+++ TEXT PROVIDED
FIG. 2 shows a more detailed diagram of input unit 260 suitable for use as a component of system 100 or client computer 142, in FIG. 1, according to one implementation. As shown in FIG. 2, input unit 260 may include prosody detection module 261 configured to detect the prosody of speech 180 by the human speaker 158, in FIG. 1, speech-to-text (STT) module 262, multiple sensors 264, one or more microphones 266 (hereinafter “microphone(s) 266”) and analog-to-digital converter (ADC) 268. As further shown in FIG. 2, sensors 264 of input unit 260 may include one or more cameras 264a (hereinafter “camera(s) 264a”), automatic speech recognition (ASR) sensor 264b, radio-frequency identification (RFID) sensor 264c, facial recognition (FR) sensor 264d, object recognition (OR) sensor 264e, one or more environmental sensors 264f (hereinafter “environmental sensor(s) 264f”) configured to sense the environment of human speaker 158, and eye tracking sensor 264g configured to track eye movement by performer 156. Input unit 260 corresponds in general to input unit 160, in FIG. 1. Thus, input unit 160 may share any of the characteristics attributed to input unit 260 by the present disclosure, and vice versa.

It is noted that the specific sensors shown to be included among sensors 264 of input unit 160/260 are merely exemplary, and in other implementations, sensors 264 of input unit 160/260 may include more, or fewer, sensors than camera(s) 264a, ASR sensor 264b, RFID sensor 264c, FR sensor 264d, OR sensor 264e, environmental sensor(s) 264f and eye tracking sensor 264g. Moreover, in some implementations, sensors 264 may include a sensor or sensors other than one or more of camera(s) 264a, ASR sensor 264b, RFID sensor 264c, FR sensor 264d, OR sensor 264e, environmental sensor(s) 264f and eye tracking sensor 264g. It is further noted that, when included among sensors 264 of input unit 160/260, camera(s) 264a may include various types of cameras, such as outward facing and/or inward facing red-green-blue (RGB) still image and video cameras, RGB-D cameras including a depth sensor, and infrared (IR) cameras, for example.
++++++
## GOAL 1
Update the records from the line with "right-arrow-zigzag: [522, 138, 626, 163]" up to and including the line with "y-right-tick-label: 0.6: [709, 7, 733, 26]" by replacing "empirical-point" with "observed-point" and leaving everything else unchanged. Give only those lines.
The text and the records that follow it are unrelated to each other.
+++ MATERIAL
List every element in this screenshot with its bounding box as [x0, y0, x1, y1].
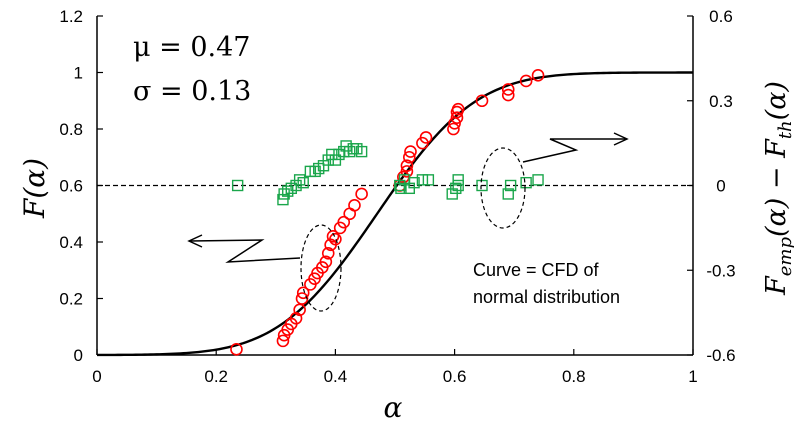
right-arrow-zigzag: [522, 138, 626, 163]
difference-point: [395, 182, 407, 195]
right-arrow-head: [613, 132, 629, 146]
empirical-point: [403, 150, 416, 164]
sigma-label: σ = 0.13: [133, 76, 251, 107]
empirical-point: [321, 247, 335, 260]
empirical-point: [501, 88, 515, 102]
empirical-point: [519, 74, 533, 88]
empirical-point: [230, 343, 243, 356]
x-tick-label: 0.8: [562, 367, 586, 386]
y-right-label-sub2: th: [775, 120, 794, 139]
difference-point: [408, 176, 420, 189]
y-right-tick-label: 0.3: [709, 92, 733, 111]
mu-label: μ = 0.47: [133, 32, 250, 63]
difference-point: [502, 188, 514, 200]
empirical-point: [296, 286, 310, 300]
difference-point: [355, 145, 368, 158]
empirical-point: [348, 198, 361, 212]
y-right-label-base: F: [761, 275, 792, 296]
difference-point: [476, 179, 488, 192]
y-right-tick-label: -0.3: [706, 261, 735, 280]
y-left-tick-label: 0: [74, 346, 83, 365]
y-left-tick-label: 1.2: [59, 7, 83, 26]
difference-point: [422, 174, 435, 186]
empirical-point: [419, 131, 433, 144]
empirical-point: [337, 215, 351, 229]
empirical-point: [447, 122, 460, 136]
annotation-line2: normal distribution: [473, 287, 620, 307]
x-tick-label: 0.6: [443, 367, 467, 386]
difference-point: [344, 145, 356, 158]
x-tick-label: 0.2: [204, 367, 228, 386]
points-layer: [230, 69, 545, 356]
y-left-axis-label: F(α): [18, 158, 51, 219]
right-callout-ellipse: [480, 147, 526, 229]
empirical-point: [276, 334, 290, 348]
empirical-point: [450, 111, 464, 124]
y-right-label-tail: (α): [761, 81, 792, 120]
x-tick-label: 0.4: [324, 367, 348, 386]
ticks-layer: 0 0.2 0.4 0.6 0.8 1 0 0.2 0.4 0.6 0.8 1 1.2 -0.6 -0.3 0…: [59, 7, 735, 386]
y-right-tick-label: 0.6: [709, 7, 733, 26]
difference-point: [520, 176, 532, 189]
y-left-tick-label: 0.2: [59, 290, 83, 309]
empirical-point: [501, 83, 515, 96]
difference-point: [532, 174, 544, 186]
empirical-point: [355, 187, 368, 201]
left-arrow-head: [187, 234, 203, 248]
x-tick-label: 1: [688, 367, 697, 386]
difference-point: [416, 174, 429, 186]
empirical-point: [475, 94, 489, 108]
curve-layer: [96, 71, 693, 357]
y-right-tick-label: -0.6: [706, 346, 735, 365]
x-axis-label: α: [384, 391, 403, 424]
difference-point: [231, 179, 244, 192]
y-left-tick-label: 0.6: [59, 177, 83, 196]
empirical-point: [319, 255, 333, 269]
y-left-tick-label: 0.8: [59, 120, 83, 139]
y-left-tick-label: 1: [74, 64, 83, 83]
empirical-point: [400, 159, 414, 173]
empirical-point: [329, 232, 342, 246]
empirical-point: [289, 311, 303, 325]
empirical-point: [326, 230, 340, 243]
empirical-point: [404, 145, 417, 158]
y-left-tick-label: 0.4: [59, 233, 83, 252]
y-right-axis-label: Femp(α) − Fth(α): [761, 81, 794, 296]
left-arrow-zigzag: [189, 239, 301, 263]
difference-point: [450, 182, 462, 195]
empirical-point: [400, 165, 414, 178]
x-tick-label: 0: [92, 367, 101, 386]
difference-point: [452, 174, 464, 186]
difference-point: [297, 176, 309, 189]
left-callout-ellipse: [300, 224, 342, 312]
normal-cdf-curve: [96, 71, 693, 357]
difference-point: [293, 174, 306, 186]
y-right-tick-label: 0: [716, 177, 725, 196]
empirical-point: [451, 102, 465, 116]
difference-point: [504, 179, 517, 192]
y-right-label-sub1: emp: [775, 237, 794, 277]
y-right-label-mid: (α) − F: [761, 138, 792, 237]
empirical-point: [531, 69, 545, 82]
annotation-line1: Curve = CFD of: [473, 260, 600, 280]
++++++
## GOAL 2
In the text on input unit 260, what is eye tracking sensor 264g configured to do?

## EXERCISE SOLUTION 1
right-arrow-zigzag: [522, 138, 626, 163]
difference-point: [395, 182, 407, 195]
right-arrow-head: [613, 132, 629, 146]
observed-point: [403, 150, 416, 164]
sigma-label: σ = 0.13: [133, 76, 251, 107]
observed-point: [321, 247, 335, 260]
observed-point: [501, 88, 515, 102]
observed-point: [519, 74, 533, 88]
observed-point: [230, 343, 243, 356]
x-tick-label: 0.8: [562, 367, 586, 386]
y-right-label-sub2: th: [775, 120, 794, 139]
difference-point: [408, 176, 420, 189]
y-right-tick-label: 0.3: [709, 92, 733, 111]
mu-label: μ = 0.47: [133, 32, 250, 63]
difference-point: [502, 188, 514, 200]
observed-point: [296, 286, 310, 300]
difference-point: [355, 145, 368, 158]
observed-point: [348, 198, 361, 212]
y-right-label-base: F: [761, 275, 792, 296]
difference-point: [476, 179, 488, 192]
y-right-tick-label: -0.3: [706, 261, 735, 280]
y-left-tick-label: 0: [74, 346, 83, 365]
y-left-tick-label: 1.2: [59, 7, 83, 26]
difference-point: [422, 174, 435, 186]
observed-point: [419, 131, 433, 144]
observed-point: [337, 215, 351, 229]
observed-point: [447, 122, 460, 136]
annotation-line2: normal distribution: [473, 287, 620, 307]
x-tick-label: 0.6: [443, 367, 467, 386]
difference-point: [344, 145, 356, 158]
x-tick-label: 0.2: [204, 367, 228, 386]
points-layer: [230, 69, 545, 356]
y-left-axis-label: F(α): [18, 158, 51, 219]
right-callout-ellipse: [480, 147, 526, 229]
observed-point: [276, 334, 290, 348]
observed-point: [450, 111, 464, 124]
y-right-label-tail: (α): [761, 81, 792, 120]
x-tick-label: 0.4: [324, 367, 348, 386]
ticks-layer: 0 0.2 0.4 0.6 0.8 1 0 0.2 0.4 0.6 0.8 1 1.2 -0.6 -0.3 0…: [59, 7, 735, 386]
y-right-tick-label: 0.6: [709, 7, 733, 26]

## EXERCISE SOLUTION 2
It is configured to track eye movement by performer 156.